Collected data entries

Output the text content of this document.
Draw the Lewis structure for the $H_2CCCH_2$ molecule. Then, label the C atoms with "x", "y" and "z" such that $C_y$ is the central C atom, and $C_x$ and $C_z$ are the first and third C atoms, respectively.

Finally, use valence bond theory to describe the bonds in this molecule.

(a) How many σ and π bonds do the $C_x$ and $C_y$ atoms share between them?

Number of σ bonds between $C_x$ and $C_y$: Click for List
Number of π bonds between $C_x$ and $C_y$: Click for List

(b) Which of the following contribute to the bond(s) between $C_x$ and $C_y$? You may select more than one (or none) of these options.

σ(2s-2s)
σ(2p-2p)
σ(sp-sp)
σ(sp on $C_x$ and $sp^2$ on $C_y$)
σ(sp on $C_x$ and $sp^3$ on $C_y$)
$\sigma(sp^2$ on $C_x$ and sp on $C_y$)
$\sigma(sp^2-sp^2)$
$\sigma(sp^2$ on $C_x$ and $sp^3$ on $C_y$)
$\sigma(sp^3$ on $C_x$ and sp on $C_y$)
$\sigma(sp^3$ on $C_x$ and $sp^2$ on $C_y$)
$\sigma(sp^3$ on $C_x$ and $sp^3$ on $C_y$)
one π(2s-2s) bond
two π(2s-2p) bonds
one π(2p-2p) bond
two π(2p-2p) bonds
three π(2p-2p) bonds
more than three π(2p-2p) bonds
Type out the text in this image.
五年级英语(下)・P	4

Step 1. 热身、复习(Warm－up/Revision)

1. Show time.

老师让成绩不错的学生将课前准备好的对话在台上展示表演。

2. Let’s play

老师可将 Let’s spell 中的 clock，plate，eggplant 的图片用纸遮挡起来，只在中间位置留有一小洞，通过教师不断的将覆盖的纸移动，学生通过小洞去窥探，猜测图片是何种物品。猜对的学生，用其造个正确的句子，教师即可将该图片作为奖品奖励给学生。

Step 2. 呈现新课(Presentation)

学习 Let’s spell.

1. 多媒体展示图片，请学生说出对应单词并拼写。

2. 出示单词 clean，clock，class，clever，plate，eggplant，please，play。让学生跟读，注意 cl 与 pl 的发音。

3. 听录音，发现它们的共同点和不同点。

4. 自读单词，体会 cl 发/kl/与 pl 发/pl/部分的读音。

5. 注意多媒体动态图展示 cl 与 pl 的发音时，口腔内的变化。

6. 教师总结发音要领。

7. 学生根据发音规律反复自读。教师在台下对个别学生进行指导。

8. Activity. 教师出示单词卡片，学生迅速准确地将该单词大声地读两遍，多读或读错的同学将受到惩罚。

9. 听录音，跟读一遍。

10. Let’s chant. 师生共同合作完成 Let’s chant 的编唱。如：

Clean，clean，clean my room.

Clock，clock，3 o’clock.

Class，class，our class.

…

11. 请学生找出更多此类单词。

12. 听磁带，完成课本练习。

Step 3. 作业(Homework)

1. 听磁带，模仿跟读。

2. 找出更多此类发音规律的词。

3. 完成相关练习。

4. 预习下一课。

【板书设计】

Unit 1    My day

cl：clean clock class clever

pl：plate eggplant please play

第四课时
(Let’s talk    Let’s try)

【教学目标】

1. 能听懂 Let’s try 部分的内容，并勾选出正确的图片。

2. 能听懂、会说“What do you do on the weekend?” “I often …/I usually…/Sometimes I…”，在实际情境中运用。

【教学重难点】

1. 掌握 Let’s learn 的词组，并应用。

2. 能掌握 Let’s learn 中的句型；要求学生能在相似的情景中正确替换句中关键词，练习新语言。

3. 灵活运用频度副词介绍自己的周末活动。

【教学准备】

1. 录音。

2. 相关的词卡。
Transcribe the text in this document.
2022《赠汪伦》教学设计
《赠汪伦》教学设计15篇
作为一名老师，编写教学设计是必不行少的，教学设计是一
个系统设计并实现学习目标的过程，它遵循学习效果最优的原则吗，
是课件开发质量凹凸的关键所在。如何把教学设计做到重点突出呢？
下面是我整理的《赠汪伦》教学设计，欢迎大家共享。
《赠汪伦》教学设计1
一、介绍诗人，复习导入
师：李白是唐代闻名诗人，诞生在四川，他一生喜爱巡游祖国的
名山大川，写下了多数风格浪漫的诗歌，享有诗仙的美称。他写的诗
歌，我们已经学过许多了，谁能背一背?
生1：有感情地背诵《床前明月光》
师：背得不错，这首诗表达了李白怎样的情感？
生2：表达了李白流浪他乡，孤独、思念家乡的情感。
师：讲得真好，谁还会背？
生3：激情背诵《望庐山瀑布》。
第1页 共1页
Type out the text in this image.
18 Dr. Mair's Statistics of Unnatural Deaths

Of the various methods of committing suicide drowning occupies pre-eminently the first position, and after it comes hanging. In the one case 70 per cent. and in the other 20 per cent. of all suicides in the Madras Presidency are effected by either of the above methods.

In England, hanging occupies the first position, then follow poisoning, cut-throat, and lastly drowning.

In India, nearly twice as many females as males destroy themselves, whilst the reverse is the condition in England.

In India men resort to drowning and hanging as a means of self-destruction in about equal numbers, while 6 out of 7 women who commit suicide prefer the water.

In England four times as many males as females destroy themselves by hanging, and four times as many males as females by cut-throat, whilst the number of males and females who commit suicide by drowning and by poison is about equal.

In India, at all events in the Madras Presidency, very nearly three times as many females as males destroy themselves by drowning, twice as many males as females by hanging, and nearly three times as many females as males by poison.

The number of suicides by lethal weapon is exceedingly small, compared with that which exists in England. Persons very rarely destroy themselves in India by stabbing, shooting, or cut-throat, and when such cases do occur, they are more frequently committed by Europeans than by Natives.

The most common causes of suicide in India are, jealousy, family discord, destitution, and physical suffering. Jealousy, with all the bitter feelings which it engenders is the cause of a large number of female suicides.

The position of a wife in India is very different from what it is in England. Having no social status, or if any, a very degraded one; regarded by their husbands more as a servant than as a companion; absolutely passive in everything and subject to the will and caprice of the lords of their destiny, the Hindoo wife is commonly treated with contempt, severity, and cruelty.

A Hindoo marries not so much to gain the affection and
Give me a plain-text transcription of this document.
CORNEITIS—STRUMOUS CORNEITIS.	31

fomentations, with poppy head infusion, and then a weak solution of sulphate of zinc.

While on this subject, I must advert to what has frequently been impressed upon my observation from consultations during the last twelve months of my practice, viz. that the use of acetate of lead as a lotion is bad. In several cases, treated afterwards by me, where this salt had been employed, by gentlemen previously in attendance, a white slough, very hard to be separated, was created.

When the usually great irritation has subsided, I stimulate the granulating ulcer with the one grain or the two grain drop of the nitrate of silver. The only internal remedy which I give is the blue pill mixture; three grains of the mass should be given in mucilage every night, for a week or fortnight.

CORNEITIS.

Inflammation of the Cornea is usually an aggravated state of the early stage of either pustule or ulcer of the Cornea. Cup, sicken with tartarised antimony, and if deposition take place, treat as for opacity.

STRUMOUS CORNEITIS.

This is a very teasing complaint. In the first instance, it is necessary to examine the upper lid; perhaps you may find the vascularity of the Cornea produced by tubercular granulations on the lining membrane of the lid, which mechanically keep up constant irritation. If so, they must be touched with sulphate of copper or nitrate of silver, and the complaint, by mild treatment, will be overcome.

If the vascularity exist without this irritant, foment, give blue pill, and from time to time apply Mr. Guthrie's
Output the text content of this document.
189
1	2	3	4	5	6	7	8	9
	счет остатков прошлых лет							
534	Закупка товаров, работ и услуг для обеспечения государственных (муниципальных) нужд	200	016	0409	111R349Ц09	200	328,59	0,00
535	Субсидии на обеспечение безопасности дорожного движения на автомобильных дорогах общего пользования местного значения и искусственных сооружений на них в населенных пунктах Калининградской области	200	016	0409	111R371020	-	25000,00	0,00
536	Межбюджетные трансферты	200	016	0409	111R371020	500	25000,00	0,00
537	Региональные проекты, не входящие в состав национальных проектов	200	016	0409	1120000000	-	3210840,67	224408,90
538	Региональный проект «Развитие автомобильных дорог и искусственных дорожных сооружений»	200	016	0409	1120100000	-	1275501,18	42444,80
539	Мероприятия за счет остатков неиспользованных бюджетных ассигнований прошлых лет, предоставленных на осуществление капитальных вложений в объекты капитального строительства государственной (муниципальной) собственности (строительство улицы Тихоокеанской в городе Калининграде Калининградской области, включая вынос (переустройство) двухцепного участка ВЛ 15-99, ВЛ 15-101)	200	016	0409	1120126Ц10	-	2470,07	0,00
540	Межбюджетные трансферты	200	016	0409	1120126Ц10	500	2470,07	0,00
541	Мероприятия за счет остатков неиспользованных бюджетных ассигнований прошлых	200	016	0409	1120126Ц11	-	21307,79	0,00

Work instructions: Every line above that contains the word "неиспользованных" should be reported.

Output of the task:
539	Мероприятия за счет остатков неиспользованных бюджетных ассигнований прошлых лет, предоставленных на осуществление капитальных вложений в объекты капитального строительства государственной (муниципальной) собственности (строительство улицы Тихоокеанской в городе Калининграде Калининградской области, включая вынос (переустройство) двухцепного участка ВЛ 15-99, ВЛ 15-101)	200	016	0409	1120126Ц10	-	2470,07	0,00
541	Мероприятия за счет остатков неиспользованных бюджетных ассигнований прошлых	200	016	0409	1120126Ц11	-	21307,79	0,00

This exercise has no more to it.